* [Aim]: Verbatim output of all the material below is required.

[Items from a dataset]
** Begin **

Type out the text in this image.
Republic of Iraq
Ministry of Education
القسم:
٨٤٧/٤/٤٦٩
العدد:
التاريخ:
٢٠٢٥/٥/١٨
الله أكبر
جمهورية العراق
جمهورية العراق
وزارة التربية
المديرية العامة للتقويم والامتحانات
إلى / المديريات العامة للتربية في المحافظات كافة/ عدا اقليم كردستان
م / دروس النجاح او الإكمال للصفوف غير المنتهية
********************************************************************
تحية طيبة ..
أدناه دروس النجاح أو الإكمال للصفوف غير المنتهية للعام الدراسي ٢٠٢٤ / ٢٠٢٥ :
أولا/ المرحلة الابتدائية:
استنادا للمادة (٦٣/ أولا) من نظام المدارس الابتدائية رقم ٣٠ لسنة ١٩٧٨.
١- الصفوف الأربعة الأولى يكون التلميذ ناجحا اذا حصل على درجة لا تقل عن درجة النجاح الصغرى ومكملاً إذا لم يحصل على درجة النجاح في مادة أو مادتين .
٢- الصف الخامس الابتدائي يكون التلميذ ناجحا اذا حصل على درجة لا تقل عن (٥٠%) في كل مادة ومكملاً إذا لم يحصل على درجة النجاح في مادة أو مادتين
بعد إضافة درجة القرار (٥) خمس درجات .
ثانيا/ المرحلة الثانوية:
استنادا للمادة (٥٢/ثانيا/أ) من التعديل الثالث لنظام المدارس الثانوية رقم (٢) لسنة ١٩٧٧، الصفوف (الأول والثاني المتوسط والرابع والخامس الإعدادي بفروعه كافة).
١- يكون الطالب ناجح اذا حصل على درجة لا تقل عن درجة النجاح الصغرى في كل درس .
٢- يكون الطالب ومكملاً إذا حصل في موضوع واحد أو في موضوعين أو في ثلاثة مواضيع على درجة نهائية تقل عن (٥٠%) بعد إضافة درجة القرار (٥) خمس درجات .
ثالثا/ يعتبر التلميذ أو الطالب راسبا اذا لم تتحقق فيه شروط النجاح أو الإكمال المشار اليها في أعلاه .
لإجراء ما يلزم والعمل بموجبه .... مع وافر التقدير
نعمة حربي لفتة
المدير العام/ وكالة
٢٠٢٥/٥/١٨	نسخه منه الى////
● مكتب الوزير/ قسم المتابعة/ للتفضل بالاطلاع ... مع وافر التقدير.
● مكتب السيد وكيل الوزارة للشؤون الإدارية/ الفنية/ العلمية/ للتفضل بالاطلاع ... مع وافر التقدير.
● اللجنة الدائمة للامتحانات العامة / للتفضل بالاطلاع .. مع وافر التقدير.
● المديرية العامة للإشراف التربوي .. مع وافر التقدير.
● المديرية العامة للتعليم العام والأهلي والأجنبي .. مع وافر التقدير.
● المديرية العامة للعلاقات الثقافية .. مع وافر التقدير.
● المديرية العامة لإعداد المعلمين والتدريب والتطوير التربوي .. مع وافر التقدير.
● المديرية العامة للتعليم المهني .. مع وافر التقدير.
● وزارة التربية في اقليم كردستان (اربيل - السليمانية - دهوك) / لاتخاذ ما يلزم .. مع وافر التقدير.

** End **

* [Exercise answer]:
Type out the text in this image.
Republic of Iraq
Ministry of Education
القسم:
٨٤٧/٤/٤٦٩
العدد:
التاريخ:
٢٠٢٥/٥/١٨
الله أكبر
جمهورية العراق
جمهورية العراق
وزارة التربية
المديرية العامة للتقويم والامتحانات
إلى / المديريات العامة للتربية في المحافظات كافة/ عدا اقليم كردستان
م / دروس النجاح او الإكمال للصفوف غير المنتهية
********************************************************************
تحية طيبة ..
أدناه دروس النجاح أو الإكمال للصفوف غير المنتهية للعام الدراسي ٢٠٢٤ / ٢٠٢٥ :
أولا/ المرحلة الابتدائية:
استنادا للمادة (٦٣/ أولا) من نظام المدارس الابتدائية رقم ٣٠ لسنة ١٩٧٨.
١- الصفوف الأربعة الأولى يكون التلميذ ناجحا اذا حصل على درجة لا تقل عن درجة النجاح الصغرى ومكملاً إذا لم يحصل على درجة النجاح في مادة أو مادتين .
٢- الصف الخامس الابتدائي يكون التلميذ ناجحا اذا حصل على درجة لا تقل عن (٥٠%) في كل مادة ومكملاً إذا لم يحصل على درجة النجاح في مادة أو مادتين
بعد إضافة درجة القرار (٥) خمس درجات .
ثانيا/ المرحلة الثانوية:
استنادا للمادة (٥٢/ثانيا/أ) من التعديل الثالث لنظام المدارس الثانوية رقم (٢) لسنة ١٩٧٧، الصفوف (الأول والثاني المتوسط والرابع والخامس الإعدادي بفروعه كافة).
١- يكون الطالب ناجح اذا حصل على درجة لا تقل عن درجة النجاح الصغرى في كل درس .
٢- يكون الطالب ومكملاً إذا حصل في موضوع واحد أو في موضوعين أو في ثلاثة مواضيع على درجة نهائية تقل عن (٥٠%) بعد إضافة درجة القرار (٥) خمس درجات .
ثالثا/ يعتبر التلميذ أو الطالب راسبا اذا لم تتحقق فيه شروط النجاح أو الإكمال المشار اليها في أعلاه .
لإجراء ما يلزم والعمل بموجبه .... مع وافر التقدير
نعمة حربي لفتة
المدير العام/ وكالة
٢٠٢٥/٥/١٨	نسخه منه الى////
● مكتب الوزير/ قسم المتابعة/ للتفضل بالاطلاع ... مع وافر التقدير.
● مكتب السيد وكيل الوزارة للشؤون الإدارية/ الفنية/ العلمية/ للتفضل بالاطلاع ... مع وافر التقدير.
● اللجنة الدائمة للامتحانات العامة / للتفضل بالاطلاع .. مع وافر التقدير.
● المديرية العامة للإشراف التربوي .. مع وافر التقدير.
● المديرية العامة للتعليم العام والأهلي والأجنبي .. مع وافر التقدير.
● المديرية العامة للعلاقات الثقافية .. مع وافر التقدير.
● المديرية العامة لإعداد المعلمين والتدريب والتطوير التربوي .. مع وافر التقدير.
● المديرية العامة للتعليم المهني .. مع وافر التقدير.
● وزارة التربية في اقليم كردستان (اربيل - السليمانية - دهوك) / لاتخاذ ما يلزم .. مع وافر التقدير.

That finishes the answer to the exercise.